- Material provided -
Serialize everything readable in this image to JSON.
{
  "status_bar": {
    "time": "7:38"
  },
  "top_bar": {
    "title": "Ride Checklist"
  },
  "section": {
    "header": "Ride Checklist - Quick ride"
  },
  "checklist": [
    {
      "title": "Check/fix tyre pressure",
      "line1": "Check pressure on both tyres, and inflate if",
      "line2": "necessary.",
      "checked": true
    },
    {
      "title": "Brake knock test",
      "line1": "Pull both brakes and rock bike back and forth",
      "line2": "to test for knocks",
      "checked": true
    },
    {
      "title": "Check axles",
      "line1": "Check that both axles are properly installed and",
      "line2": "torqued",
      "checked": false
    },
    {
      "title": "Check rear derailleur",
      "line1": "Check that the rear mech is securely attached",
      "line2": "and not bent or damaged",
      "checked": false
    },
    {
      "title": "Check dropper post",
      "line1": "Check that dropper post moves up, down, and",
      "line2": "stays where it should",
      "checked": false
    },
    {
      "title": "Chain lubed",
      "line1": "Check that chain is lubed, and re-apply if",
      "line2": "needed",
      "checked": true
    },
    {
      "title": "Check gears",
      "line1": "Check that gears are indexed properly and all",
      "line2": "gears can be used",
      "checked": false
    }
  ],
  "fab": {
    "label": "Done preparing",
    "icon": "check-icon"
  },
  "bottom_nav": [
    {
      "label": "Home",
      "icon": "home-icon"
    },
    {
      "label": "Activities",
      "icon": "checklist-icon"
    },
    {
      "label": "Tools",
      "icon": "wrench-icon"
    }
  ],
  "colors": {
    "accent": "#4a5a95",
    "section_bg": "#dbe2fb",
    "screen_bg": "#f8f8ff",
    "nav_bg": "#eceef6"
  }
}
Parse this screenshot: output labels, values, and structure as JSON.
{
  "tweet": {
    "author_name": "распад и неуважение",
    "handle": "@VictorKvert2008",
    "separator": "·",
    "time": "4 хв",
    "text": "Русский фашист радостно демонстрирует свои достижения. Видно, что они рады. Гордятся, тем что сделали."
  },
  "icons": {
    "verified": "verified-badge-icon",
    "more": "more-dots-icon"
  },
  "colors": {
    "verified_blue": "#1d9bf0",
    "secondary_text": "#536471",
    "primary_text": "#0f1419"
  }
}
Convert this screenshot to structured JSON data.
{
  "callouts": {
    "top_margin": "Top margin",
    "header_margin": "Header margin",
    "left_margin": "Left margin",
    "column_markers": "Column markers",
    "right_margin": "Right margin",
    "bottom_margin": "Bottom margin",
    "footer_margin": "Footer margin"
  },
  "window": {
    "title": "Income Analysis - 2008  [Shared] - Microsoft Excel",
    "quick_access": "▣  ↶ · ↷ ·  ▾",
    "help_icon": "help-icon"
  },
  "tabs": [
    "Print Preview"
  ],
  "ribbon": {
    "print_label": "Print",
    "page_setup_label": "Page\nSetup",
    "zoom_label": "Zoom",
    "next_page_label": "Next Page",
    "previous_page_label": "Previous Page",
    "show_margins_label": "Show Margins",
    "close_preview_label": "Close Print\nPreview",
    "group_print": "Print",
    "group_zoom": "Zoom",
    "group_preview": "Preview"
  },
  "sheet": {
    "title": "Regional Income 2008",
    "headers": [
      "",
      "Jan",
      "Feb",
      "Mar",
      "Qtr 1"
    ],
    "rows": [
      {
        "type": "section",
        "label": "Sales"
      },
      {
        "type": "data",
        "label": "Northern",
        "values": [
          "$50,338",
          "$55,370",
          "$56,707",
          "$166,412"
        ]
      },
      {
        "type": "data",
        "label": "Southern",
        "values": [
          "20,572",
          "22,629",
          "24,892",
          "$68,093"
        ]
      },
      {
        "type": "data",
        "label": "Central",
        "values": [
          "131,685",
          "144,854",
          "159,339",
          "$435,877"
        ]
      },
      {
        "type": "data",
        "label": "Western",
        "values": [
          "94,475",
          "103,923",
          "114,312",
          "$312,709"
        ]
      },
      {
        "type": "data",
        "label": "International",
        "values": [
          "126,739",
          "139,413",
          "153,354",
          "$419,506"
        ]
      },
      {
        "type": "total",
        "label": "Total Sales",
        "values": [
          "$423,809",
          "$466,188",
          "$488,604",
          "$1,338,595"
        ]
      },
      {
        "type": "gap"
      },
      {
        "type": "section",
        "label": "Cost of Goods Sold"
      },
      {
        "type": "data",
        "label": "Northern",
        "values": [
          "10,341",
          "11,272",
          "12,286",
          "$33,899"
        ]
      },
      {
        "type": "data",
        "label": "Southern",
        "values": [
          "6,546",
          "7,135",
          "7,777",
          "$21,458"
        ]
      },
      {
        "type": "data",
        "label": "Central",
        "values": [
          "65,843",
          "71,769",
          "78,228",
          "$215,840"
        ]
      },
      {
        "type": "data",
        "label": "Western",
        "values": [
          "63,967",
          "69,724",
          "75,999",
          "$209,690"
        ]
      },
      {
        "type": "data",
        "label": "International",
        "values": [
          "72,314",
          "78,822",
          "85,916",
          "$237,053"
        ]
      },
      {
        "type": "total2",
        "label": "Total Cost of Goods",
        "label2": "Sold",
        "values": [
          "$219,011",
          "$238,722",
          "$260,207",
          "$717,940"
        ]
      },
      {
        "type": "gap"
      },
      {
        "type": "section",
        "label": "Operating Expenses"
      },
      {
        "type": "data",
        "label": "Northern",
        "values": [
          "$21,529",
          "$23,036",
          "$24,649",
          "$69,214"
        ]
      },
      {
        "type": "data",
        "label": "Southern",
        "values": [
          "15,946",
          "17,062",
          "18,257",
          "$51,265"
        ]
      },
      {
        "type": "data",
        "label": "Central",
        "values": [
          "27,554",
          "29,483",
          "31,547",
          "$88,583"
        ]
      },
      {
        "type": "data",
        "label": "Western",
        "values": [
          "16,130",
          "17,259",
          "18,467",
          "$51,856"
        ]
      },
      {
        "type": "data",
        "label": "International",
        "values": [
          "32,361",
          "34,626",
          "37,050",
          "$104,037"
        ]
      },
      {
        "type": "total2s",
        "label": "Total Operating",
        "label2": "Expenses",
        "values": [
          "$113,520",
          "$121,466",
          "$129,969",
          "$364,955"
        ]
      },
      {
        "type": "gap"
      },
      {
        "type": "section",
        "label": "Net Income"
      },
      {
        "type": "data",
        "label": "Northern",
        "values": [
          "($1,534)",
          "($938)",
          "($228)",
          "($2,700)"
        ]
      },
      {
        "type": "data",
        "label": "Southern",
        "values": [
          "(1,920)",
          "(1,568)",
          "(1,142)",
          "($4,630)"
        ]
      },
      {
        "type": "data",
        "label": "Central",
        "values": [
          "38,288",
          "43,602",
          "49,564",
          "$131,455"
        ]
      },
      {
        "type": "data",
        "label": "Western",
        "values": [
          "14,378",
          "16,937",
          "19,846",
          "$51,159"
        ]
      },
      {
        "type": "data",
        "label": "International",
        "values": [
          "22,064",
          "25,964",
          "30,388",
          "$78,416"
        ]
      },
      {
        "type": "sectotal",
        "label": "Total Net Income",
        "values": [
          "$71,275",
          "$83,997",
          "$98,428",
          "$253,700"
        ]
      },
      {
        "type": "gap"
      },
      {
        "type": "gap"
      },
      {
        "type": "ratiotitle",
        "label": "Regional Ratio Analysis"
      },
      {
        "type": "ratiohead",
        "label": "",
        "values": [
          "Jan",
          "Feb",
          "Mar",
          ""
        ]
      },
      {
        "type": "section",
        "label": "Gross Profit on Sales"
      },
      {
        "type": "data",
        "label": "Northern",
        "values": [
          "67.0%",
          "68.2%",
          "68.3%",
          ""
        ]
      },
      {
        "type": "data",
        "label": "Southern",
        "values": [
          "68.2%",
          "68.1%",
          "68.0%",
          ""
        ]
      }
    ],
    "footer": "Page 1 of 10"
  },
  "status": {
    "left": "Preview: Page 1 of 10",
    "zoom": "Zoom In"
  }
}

- Exercise directions -
Ascertain the number of lines in the entries that include the word "lubed", and report only that number.

- Response for this exercise -
2